» Exercise objective
Give every entry again, word for word.

» Entries
* * * * * * * * *
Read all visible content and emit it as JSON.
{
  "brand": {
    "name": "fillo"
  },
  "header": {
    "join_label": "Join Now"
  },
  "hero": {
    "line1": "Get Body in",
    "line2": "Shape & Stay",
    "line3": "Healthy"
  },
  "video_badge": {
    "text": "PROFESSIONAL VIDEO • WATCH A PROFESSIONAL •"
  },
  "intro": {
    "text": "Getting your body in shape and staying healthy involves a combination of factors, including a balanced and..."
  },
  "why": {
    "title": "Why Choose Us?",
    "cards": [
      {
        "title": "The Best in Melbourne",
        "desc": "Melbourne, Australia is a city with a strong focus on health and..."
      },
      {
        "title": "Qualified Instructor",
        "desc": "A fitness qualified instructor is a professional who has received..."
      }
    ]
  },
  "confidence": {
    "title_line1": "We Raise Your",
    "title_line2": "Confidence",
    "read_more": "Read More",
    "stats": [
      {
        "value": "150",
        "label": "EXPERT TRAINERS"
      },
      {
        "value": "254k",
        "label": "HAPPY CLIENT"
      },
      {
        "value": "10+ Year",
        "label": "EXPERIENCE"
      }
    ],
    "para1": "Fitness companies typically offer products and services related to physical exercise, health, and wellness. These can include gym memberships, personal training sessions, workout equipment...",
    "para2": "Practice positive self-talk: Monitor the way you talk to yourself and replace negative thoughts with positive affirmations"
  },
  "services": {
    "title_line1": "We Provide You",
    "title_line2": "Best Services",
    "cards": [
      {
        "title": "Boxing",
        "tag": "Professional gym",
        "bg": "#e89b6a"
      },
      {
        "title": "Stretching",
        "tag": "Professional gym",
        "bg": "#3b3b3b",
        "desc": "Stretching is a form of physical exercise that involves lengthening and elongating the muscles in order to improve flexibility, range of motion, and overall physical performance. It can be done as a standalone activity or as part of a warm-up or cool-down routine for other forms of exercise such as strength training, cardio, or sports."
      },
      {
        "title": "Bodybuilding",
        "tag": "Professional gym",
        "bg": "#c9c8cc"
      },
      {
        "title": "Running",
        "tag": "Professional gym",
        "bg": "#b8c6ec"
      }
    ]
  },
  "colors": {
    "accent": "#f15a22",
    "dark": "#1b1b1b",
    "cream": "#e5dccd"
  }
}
* * * * * * * * *
» Result below
Read all visible content and emit it as JSON.
{
  "brand": {
    "name": "fillo"
  },
  "header": {
    "join_label": "Join Now"
  },
  "hero": {
    "line1": "Get Body in",
    "line2": "Shape & Stay",
    "line3": "Healthy"
  },
  "video_badge": {
    "text": "PROFESSIONAL VIDEO • WATCH A PROFESSIONAL •"
  },
  "intro": {
    "text": "Getting your body in shape and staying healthy involves a combination of factors, including a balanced and..."
  },
  "why": {
    "title": "Why Choose Us?",
    "cards": [
      {
        "title": "The Best in Melbourne",
        "desc": "Melbourne, Australia is a city with a strong focus on health and..."
      },
      {
        "title": "Qualified Instructor",
        "desc": "A fitness qualified instructor is a professional who has received..."
      }
    ]
  },
  "confidence": {
    "title_line1": "We Raise Your",
    "title_line2": "Confidence",
    "read_more": "Read More",
    "stats": [
      {
        "value": "150",
        "label": "EXPERT TRAINERS"
      },
      {
        "value": "254k",
        "label": "HAPPY CLIENT"
      },
      {
        "value": "10+ Year",
        "label": "EXPERIENCE"
      }
    ],
    "para1": "Fitness companies typically offer products and services related to physical exercise, health, and wellness. These can include gym memberships, personal training sessions, workout equipment...",
    "para2": "Practice positive self-talk: Monitor the way you talk to yourself and replace negative thoughts with positive affirmations"
  },
  "services": {
    "title_line1": "We Provide You",
    "title_line2": "Best Services",
    "cards": [
      {
        "title": "Boxing",
        "tag": "Professional gym",
        "bg": "#e89b6a"
      },
      {
        "title": "Stretching",
        "tag": "Professional gym",
        "bg": "#3b3b3b",
        "desc": "Stretching is a form of physical exercise that involves lengthening and elongating the muscles in order to improve flexibility, range of motion, and overall physical performance. It can be done as a standalone activity or as part of a warm-up or cool-down routine for other forms of exercise such as strength training, cardio, or sports."
      },
      {
        "title": "Bodybuilding",
        "tag": "Professional gym",
        "bg": "#c9c8cc"
      },
      {
        "title": "Running",
        "tag": "Professional gym",
        "bg": "#b8c6ec"
      }
    ]
  },
  "colors": {
    "accent": "#f15a22",
    "dark": "#1b1b1b",
    "cream": "#e5dccd"
  }
}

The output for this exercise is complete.